▶ [Exercise directions]: Please print the full listing exactly.
# # #
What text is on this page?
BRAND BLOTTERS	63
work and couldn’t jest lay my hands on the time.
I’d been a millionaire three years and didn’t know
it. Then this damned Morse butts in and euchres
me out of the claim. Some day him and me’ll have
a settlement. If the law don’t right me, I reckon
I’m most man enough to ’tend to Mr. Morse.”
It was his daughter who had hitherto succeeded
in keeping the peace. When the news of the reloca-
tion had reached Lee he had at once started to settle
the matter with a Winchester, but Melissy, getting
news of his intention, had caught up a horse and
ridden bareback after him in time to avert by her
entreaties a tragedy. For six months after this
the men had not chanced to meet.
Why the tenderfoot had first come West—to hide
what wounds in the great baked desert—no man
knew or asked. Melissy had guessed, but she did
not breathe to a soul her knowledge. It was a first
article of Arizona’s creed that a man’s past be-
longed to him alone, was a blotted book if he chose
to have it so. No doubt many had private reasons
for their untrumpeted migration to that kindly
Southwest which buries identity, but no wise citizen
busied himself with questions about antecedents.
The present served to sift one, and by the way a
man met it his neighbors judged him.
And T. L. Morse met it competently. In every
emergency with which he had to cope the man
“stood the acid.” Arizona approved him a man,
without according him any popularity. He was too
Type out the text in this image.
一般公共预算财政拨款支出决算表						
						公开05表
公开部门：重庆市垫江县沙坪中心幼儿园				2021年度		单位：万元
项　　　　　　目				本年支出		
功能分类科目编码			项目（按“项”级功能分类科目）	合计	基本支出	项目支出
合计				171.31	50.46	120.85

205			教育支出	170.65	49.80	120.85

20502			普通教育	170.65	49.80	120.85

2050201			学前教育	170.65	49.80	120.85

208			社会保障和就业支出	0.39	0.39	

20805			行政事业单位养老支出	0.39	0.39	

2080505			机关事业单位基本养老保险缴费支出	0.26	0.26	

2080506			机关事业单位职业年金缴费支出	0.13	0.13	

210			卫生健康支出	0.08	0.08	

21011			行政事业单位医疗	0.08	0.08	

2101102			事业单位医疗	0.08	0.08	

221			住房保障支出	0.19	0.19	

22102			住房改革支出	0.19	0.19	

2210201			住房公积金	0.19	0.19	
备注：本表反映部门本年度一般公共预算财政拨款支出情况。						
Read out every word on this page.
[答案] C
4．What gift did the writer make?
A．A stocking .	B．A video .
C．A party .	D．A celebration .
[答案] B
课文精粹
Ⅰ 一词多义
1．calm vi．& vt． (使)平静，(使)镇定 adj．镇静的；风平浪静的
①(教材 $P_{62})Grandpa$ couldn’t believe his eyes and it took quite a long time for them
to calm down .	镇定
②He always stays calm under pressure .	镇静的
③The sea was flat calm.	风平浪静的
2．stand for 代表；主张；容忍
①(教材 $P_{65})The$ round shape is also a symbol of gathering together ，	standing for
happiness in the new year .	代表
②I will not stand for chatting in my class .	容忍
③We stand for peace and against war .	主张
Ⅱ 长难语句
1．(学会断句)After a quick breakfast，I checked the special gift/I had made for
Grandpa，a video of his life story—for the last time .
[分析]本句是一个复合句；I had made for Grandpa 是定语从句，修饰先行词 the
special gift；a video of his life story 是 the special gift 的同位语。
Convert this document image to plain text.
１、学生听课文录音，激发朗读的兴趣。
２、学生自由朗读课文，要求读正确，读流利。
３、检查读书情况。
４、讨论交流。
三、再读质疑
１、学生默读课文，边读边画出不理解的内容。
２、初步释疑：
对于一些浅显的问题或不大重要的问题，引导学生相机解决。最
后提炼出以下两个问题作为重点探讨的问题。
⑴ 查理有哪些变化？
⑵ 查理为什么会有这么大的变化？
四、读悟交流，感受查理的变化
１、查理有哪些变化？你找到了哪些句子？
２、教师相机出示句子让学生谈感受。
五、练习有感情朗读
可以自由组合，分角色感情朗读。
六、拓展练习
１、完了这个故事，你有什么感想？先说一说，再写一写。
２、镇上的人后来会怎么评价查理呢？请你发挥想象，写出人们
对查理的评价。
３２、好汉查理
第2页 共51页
# # #
▶ [Solution for this task]:
What text is on this page?
BRAND BLOTTERS	63
work and couldn’t jest lay my hands on the time.
I’d been a millionaire three years and didn’t know
it. Then this damned Morse butts in and euchres
me out of the claim. Some day him and me’ll have
a settlement. If the law don’t right me, I reckon
I’m most man enough to ’tend to Mr. Morse.”
It was his daughter who had hitherto succeeded
in keeping the peace. When the news of the reloca-
tion had reached Lee he had at once started to settle
the matter with a Winchester, but Melissy, getting
news of his intention, had caught up a horse and
ridden bareback after him in time to avert by her
entreaties a tragedy. For six months after this
the men had not chanced to meet.
Why the tenderfoot had first come West—to hide
what wounds in the great baked desert—no man
knew or asked. Melissy had guessed, but she did
not breathe to a soul her knowledge. It was a first
article of Arizona’s creed that a man’s past be-
longed to him alone, was a blotted book if he chose
to have it so. No doubt many had private reasons
for their untrumpeted migration to that kindly
Southwest which buries identity, but no wise citizen
busied himself with questions about antecedents.
The present served to sift one, and by the way a
man met it his neighbors judged him.
And T. L. Morse met it competently. In every
emergency with which he had to cope the man
“stood the acid.” Arizona approved him a man,
without according him any popularity. He was too
Type out the text in this image.
一般公共预算财政拨款支出决算表						
						公开05表
公开部门：重庆市垫江县沙坪中心幼儿园				2021年度		单位：万元
项　　　　　　目				本年支出		
功能分类科目编码			项目（按“项”级功能分类科目）	合计	基本支出	项目支出
合计				171.31	50.46	120.85

205			教育支出	170.65	49.80	120.85

20502			普通教育	170.65	49.80	120.85

2050201			学前教育	170.65	49.80	120.85

208			社会保障和就业支出	0.39	0.39	

20805			行政事业单位养老支出	0.39	0.39	

2080505			机关事业单位基本养老保险缴费支出	0.26	0.26	

2080506			机关事业单位职业年金缴费支出	0.13	0.13	

210			卫生健康支出	0.08	0.08	

21011			行政事业单位医疗	0.08	0.08	

2101102			事业单位医疗	0.08	0.08	

221			住房保障支出	0.19	0.19	

22102			住房改革支出	0.19	0.19	

2210201			住房公积金	0.19	0.19	
备注：本表反映部门本年度一般公共预算财政拨款支出情况。						
Read out every word on this page.
[答案] C
4．What gift did the writer make?
A．A stocking .	B．A video .
C．A party .	D．A celebration .
[答案] B
课文精粹
Ⅰ 一词多义
1．calm vi．& vt． (使)平静，(使)镇定 adj．镇静的；风平浪静的
①(教材 $P_{62})Grandpa$ couldn’t believe his eyes and it took quite a long time for them
to calm down .	镇定
②He always stays calm under pressure .	镇静的
③The sea was flat calm.	风平浪静的
2．stand for 代表；主张；容忍
①(教材 $P_{65})The$ round shape is also a symbol of gathering together ，	standing for
happiness in the new year .	代表
②I will not stand for chatting in my class .	容忍
③We stand for peace and against war .	主张
Ⅱ 长难语句
1．(学会断句)After a quick breakfast，I checked the special gift/I had made for
Grandpa，a video of his life story—for the last time .
[分析]本句是一个复合句；I had made for Grandpa 是定语从句，修饰先行词 the
special gift；a video of his life story 是 the special gift 的同位语。
Convert this document image to plain text.
１、学生听课文录音，激发朗读的兴趣。
２、学生自由朗读课文，要求读正确，读流利。
３、检查读书情况。
４、讨论交流。
三、再读质疑
１、学生默读课文，边读边画出不理解的内容。
２、初步释疑：
对于一些浅显的问题或不大重要的问题，引导学生相机解决。最
后提炼出以下两个问题作为重点探讨的问题。
⑴ 查理有哪些变化？
⑵ 查理为什么会有这么大的变化？
四、读悟交流，感受查理的变化
１、查理有哪些变化？你找到了哪些句子？
２、教师相机出示句子让学生谈感受。
五、练习有感情朗读
可以自由组合，分角色感情朗读。
六、拓展练习
１、完了这个故事，你有什么感想？先说一说，再写一写。
２、镇上的人后来会怎么评价查理呢？请你发挥想象，写出人们
对查理的评价。
３２、好汉查理
第2页 共51页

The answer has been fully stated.